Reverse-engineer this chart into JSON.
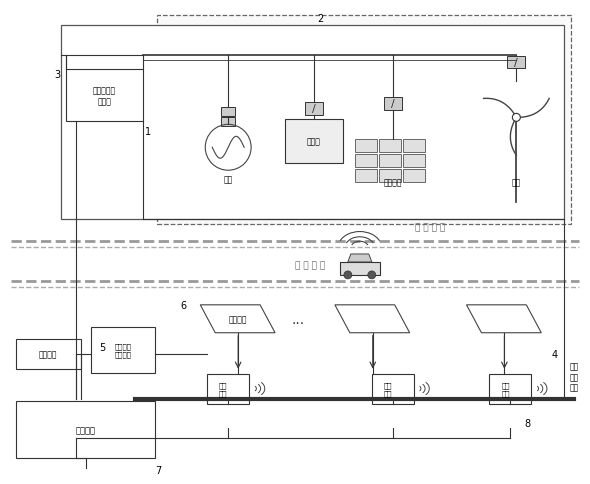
{
  "title": "",
  "bg_color": "#ffffff",
  "fig_width": 5.9,
  "fig_height": 4.85,
  "labels": {
    "inverter": "多通道高频\n逆变器",
    "grid": "电网",
    "battery": "蓄电池",
    "solar": "光伏阵列",
    "wind": "风机",
    "energy_source": "能 源 系 统",
    "road": "充 电 道 路",
    "transmit_coil": "发射线圈",
    "match_circuit": "匹配电路",
    "shared_cap": "共用可调\n谐振电容",
    "control": "控制系统",
    "rfid": "射频\n识别",
    "hf_ac_bus": "高频\n交流\n母线",
    "label1": "1",
    "label2": "2",
    "label3": "3",
    "label4": "4",
    "label5": "5",
    "label6": "6",
    "label7": "7",
    "label8": "8"
  },
  "colors": {
    "box": "#333333",
    "line": "#333333",
    "dashed_box": "#666666",
    "fill_light": "#f0f0f0",
    "fill_white": "#ffffff",
    "separator": "#888888"
  }
}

▶ TASK TO CARRY OUT: Can you restate all the records above word for word while dropping the pictures?

▶ TASK RESPONSE:
Reverse-engineer this chart into JSON.
{
  "title": "",
  "bg_color": "#ffffff",
  "fig_width": 5.9,
  "fig_height": 4.85,
  "labels": {
    "inverter": "多通道高频\n逆变器",
    "grid": "电网",
    "battery": "蓄电池",
    "solar": "光伏阵列",
    "wind": "风机",
    "energy_source": "能 源 系 统",
    "road": "充 电 道 路",
    "transmit_coil": "发射线圈",
    "match_circuit": "匹配电路",
    "shared_cap": "共用可调\n谐振电容",
    "control": "控制系统",
    "rfid": "射频\n识别",
    "hf_ac_bus": "高频\n交流\n母线",
    "label1": "1",
    "label2": "2",
    "label3": "3",
    "label4": "4",
    "label5": "5",
    "label6": "6",
    "label7": "7",
    "label8": "8"
  },
  "colors": {
    "box": "#333333",
    "line": "#333333",
    "dashed_box": "#666666",
    "fill_light": "#f0f0f0",
    "fill_white": "#ffffff",
    "separator": "#888888"
  }
}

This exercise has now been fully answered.